Set exercise: Rewrite everything from the start of the rows down to the line containing "list each element", replacing "File Download" with "Data Export" and keeping everything else the same. Omit the pictures.

[Begin Raw data]

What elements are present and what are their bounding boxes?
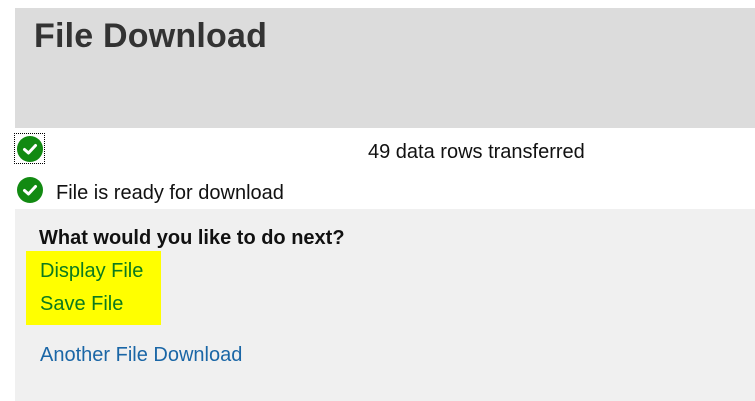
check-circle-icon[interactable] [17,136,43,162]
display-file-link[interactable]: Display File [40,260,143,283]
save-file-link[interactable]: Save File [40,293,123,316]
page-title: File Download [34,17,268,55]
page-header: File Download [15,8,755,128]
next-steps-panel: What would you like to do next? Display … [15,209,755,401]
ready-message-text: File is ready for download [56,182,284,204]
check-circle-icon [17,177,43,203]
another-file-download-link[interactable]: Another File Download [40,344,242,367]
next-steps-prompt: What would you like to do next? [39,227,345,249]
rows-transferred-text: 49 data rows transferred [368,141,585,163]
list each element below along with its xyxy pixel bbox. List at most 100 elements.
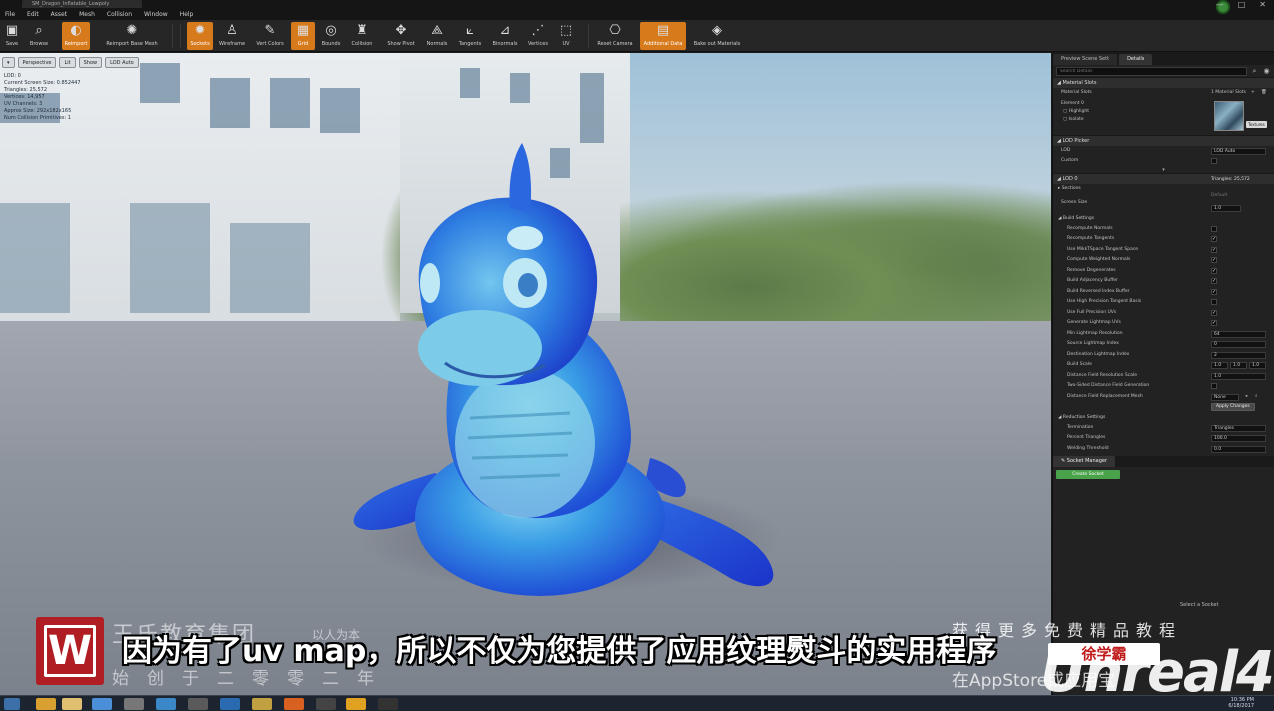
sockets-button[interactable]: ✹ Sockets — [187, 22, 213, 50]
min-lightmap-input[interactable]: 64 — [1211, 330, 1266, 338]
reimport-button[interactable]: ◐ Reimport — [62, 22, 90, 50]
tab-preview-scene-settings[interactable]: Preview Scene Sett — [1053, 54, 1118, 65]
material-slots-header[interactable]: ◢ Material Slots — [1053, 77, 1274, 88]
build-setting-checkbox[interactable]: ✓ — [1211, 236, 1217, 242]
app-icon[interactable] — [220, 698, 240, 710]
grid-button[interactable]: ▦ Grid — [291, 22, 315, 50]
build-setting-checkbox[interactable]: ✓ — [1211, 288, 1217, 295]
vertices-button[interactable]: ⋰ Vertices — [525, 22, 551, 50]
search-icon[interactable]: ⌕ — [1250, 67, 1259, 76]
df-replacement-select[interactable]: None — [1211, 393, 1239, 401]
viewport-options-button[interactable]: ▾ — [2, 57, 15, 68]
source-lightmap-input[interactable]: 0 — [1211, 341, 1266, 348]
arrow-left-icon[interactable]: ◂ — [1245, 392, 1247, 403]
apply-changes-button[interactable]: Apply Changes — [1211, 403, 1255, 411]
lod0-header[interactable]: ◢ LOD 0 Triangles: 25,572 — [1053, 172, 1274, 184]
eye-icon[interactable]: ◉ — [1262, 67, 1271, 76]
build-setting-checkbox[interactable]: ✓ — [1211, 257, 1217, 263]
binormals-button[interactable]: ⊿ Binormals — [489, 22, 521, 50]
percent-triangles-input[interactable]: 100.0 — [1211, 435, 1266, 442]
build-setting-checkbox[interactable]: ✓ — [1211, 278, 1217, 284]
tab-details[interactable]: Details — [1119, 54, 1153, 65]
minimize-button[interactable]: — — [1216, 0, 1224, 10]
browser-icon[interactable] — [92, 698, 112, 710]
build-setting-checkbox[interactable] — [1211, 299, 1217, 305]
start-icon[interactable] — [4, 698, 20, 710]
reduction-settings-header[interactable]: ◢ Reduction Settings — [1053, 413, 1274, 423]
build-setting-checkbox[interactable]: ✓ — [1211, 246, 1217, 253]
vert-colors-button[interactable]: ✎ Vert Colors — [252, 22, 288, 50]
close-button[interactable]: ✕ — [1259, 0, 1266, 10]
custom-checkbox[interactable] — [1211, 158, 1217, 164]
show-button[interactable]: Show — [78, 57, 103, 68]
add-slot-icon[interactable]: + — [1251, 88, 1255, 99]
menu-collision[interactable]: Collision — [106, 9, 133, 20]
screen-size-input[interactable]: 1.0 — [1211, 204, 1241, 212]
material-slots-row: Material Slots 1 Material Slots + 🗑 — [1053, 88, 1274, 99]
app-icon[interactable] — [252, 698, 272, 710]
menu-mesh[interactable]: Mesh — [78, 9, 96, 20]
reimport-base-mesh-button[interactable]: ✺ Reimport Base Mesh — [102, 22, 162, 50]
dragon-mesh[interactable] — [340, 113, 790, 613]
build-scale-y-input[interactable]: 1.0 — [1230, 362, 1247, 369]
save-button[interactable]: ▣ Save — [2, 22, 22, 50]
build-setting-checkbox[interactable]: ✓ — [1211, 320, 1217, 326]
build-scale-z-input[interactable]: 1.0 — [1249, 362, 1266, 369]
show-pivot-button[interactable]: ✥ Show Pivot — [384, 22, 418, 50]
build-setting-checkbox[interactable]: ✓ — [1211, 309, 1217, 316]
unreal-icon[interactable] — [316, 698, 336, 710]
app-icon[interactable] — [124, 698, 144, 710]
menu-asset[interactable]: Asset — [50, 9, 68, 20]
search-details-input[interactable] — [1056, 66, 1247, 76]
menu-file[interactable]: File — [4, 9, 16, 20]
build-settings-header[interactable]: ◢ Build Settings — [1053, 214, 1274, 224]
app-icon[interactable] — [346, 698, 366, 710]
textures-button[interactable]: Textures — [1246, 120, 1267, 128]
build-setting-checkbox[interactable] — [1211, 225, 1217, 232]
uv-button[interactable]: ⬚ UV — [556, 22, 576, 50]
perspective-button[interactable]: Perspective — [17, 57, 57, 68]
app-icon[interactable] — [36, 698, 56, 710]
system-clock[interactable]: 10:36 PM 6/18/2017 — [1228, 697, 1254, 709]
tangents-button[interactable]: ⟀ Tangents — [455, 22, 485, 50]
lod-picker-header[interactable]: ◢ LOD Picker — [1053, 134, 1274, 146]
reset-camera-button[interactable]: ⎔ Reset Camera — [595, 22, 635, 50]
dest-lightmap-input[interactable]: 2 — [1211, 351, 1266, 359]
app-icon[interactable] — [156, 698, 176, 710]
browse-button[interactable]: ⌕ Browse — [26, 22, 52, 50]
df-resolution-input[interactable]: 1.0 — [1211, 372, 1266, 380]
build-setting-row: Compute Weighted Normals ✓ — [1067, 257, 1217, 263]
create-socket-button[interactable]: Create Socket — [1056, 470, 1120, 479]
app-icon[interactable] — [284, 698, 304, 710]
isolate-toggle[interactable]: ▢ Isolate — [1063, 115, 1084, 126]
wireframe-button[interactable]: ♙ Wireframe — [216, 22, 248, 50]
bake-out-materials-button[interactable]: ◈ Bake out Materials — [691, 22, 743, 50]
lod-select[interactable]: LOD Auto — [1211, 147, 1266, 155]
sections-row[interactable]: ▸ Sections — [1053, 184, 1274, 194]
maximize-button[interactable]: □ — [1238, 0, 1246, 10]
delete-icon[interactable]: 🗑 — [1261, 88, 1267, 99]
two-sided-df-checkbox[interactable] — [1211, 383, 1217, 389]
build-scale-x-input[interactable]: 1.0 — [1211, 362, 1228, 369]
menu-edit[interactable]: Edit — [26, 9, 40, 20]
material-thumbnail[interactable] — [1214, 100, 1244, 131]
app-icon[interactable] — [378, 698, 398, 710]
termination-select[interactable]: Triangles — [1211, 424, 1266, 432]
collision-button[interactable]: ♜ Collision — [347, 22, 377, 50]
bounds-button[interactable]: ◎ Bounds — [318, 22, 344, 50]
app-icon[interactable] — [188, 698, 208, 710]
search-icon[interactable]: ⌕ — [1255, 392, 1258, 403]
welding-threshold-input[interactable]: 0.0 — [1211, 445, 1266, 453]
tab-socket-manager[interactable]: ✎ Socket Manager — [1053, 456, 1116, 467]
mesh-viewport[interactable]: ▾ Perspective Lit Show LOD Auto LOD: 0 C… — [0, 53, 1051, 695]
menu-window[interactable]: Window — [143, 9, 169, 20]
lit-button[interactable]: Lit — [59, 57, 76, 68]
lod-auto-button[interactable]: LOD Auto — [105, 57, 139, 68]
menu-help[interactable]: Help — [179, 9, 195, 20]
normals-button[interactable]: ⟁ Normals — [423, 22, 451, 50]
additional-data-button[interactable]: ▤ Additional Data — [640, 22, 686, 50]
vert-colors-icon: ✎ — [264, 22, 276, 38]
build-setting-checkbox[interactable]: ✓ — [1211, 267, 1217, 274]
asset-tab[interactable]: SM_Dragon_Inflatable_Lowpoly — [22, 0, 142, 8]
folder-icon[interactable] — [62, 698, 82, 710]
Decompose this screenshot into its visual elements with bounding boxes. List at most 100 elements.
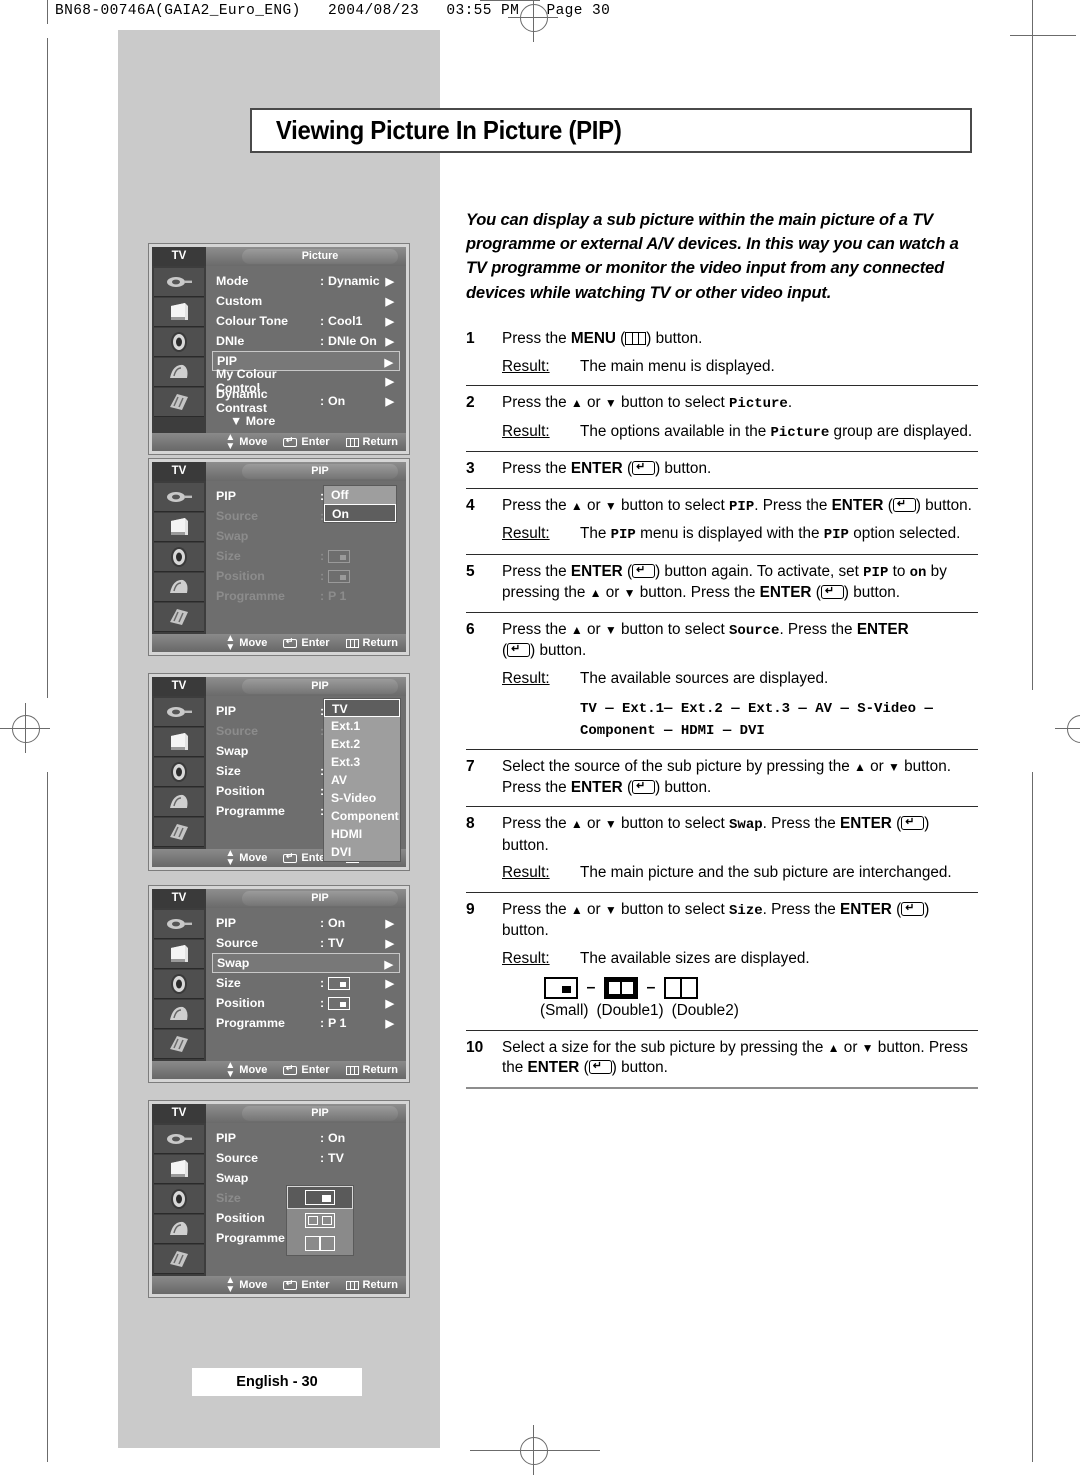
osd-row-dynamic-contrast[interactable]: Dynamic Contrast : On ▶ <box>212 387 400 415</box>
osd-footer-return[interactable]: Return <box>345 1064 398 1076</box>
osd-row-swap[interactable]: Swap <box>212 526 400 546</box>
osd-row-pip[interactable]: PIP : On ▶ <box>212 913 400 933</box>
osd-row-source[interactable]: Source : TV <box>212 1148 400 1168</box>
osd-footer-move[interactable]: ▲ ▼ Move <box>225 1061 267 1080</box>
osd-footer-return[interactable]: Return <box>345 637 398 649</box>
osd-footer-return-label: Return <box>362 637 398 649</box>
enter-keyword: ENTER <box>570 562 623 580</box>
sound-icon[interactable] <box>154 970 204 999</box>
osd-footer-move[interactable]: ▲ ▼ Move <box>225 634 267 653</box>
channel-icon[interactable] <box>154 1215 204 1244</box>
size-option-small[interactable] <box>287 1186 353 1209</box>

[End Raw data]

Full output:
What elements are present and what are their bounding boxes?
check-circle-icon[interactable] [17,136,43,162]
display-file-link[interactable]: Display File [40,260,143,283]
save-file-link[interactable]: Save File [40,293,123,316]
page-title: Data Export [34,17,268,55]
page-header: Data Export [15,8,755,128]
next-steps-panel: What would you like to do next? Display … [15,209,755,401]
ready-message-text: File is ready for download [56,182,284,204]
check-circle-icon [17,177,43,203]
another-file-download-link[interactable]: Another Data Export [40,344,242,367]
next-steps-prompt: What would you like to do next? [39,227,345,249]
rows-transferred-text: 49 data rows transferred [368,141,585,163]
list each element below along with its xyxy pixel bbox. List at most 100 elements.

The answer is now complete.